_REQUIRED WORK_: Return all entries precisely as they stand, without the images.

[Recorded data]

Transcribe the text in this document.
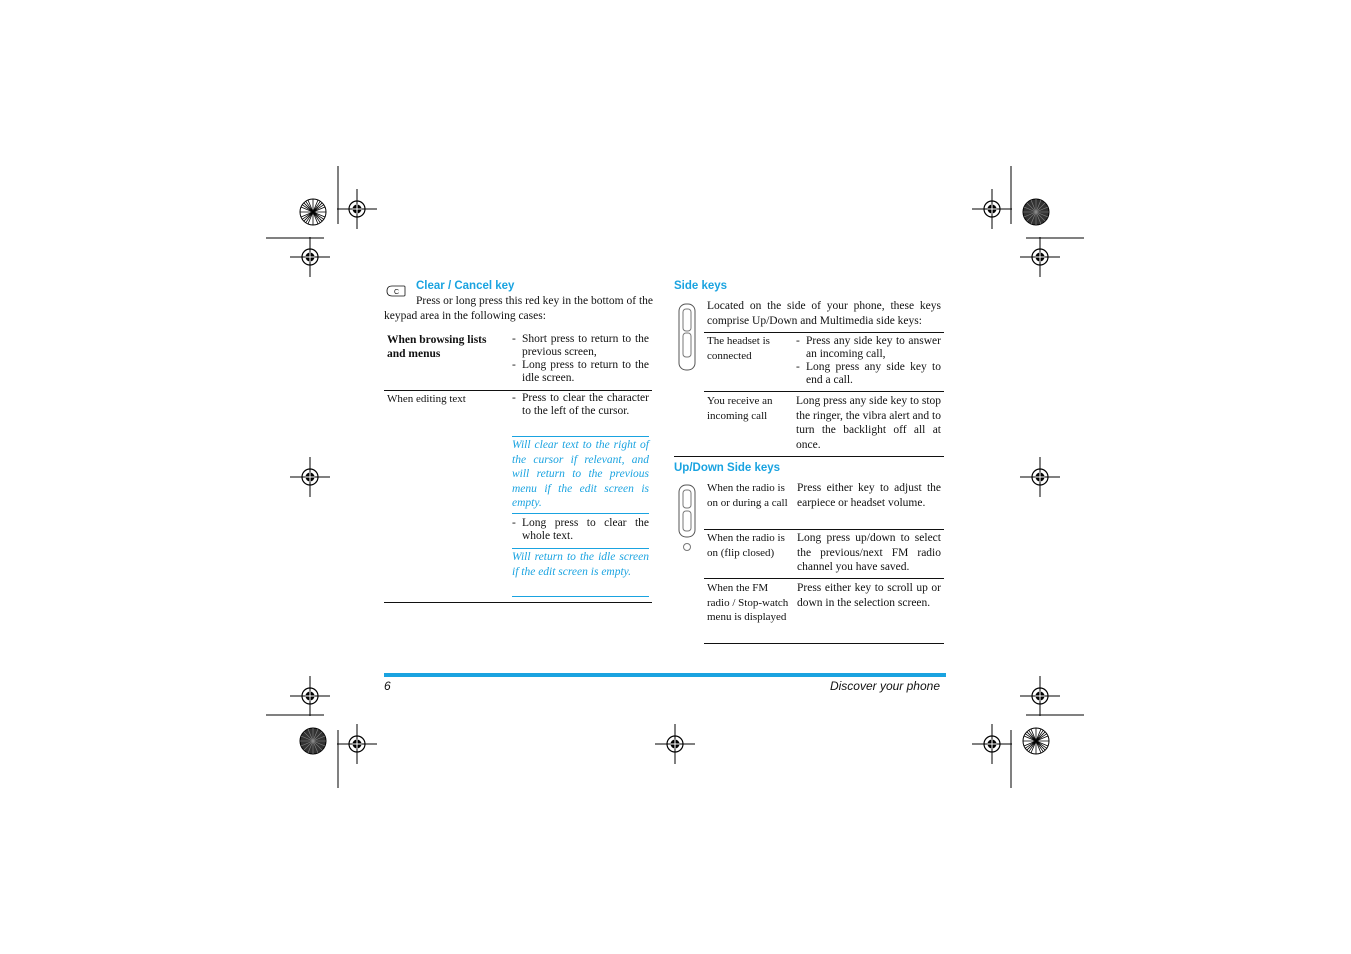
C
Clear / Cancel key
Press or long press this red key in the bottom of the keypad area in the following cases:
When browsing lists and menus
- Short press to return to the previous screen,
- Long press to return to the idle screen.
When editing text
-	Press to clear the character to the left of the cursor.
Will clear text to the right of the cursor if relevant, and will return to the previous menu if the edit screen is empty.
- Long press to clear the whole text.
Will return to the idle screen if the edit screen is empty.
Side keys
Located on the side of your phone, these keys comprise Up/Down and Multimedia side keys:
The headset is connected
- Press any side key to answer an incoming call,
- Long press any side key to end a call.
You receive an incoming call
Long press any side key to stop the ringer, the vibra alert and to turn the backlight off all at once.
Up/Down Side keys
When the radio is on or during a call
Press either key to adjust the earpiece or headset volume.
When the radio is on (flip closed)
Long press up/down to select the previous/next FM radio channel you have saved.
When the FM radio / Stop-watch menu is displayed
Press either key to scroll up or down in the selection screen.
6	Discover your phone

_RESULT OF THE EXERCISE_:
Transcribe the text in this document.
C
Clear / Cancel key
Press or long press this red key in the bottom of the keypad area in the following cases:
When browsing lists and menus
- Short press to return to the previous screen,
- Long press to return to the idle screen.
When editing text
-	Press to clear the character to the left of the cursor.
Will clear text to the right of the cursor if relevant, and will return to the previous menu if the edit screen is empty.
- Long press to clear the whole text.
Will return to the idle screen if the edit screen is empty.
Side keys
Located on the side of your phone, these keys comprise Up/Down and Multimedia side keys:
The headset is connected
- Press any side key to answer an incoming call,
- Long press any side key to end a call.
You receive an incoming call
Long press any side key to stop the ringer, the vibra alert and to turn the backlight off all at once.
Up/Down Side keys
When the radio is on or during a call
Press either key to adjust the earpiece or headset volume.
When the radio is on (flip closed)
Long press up/down to select the previous/next FM radio channel you have saved.
When the FM radio / Stop-watch menu is displayed
Press either key to scroll up or down in the selection screen.
6	Discover your phone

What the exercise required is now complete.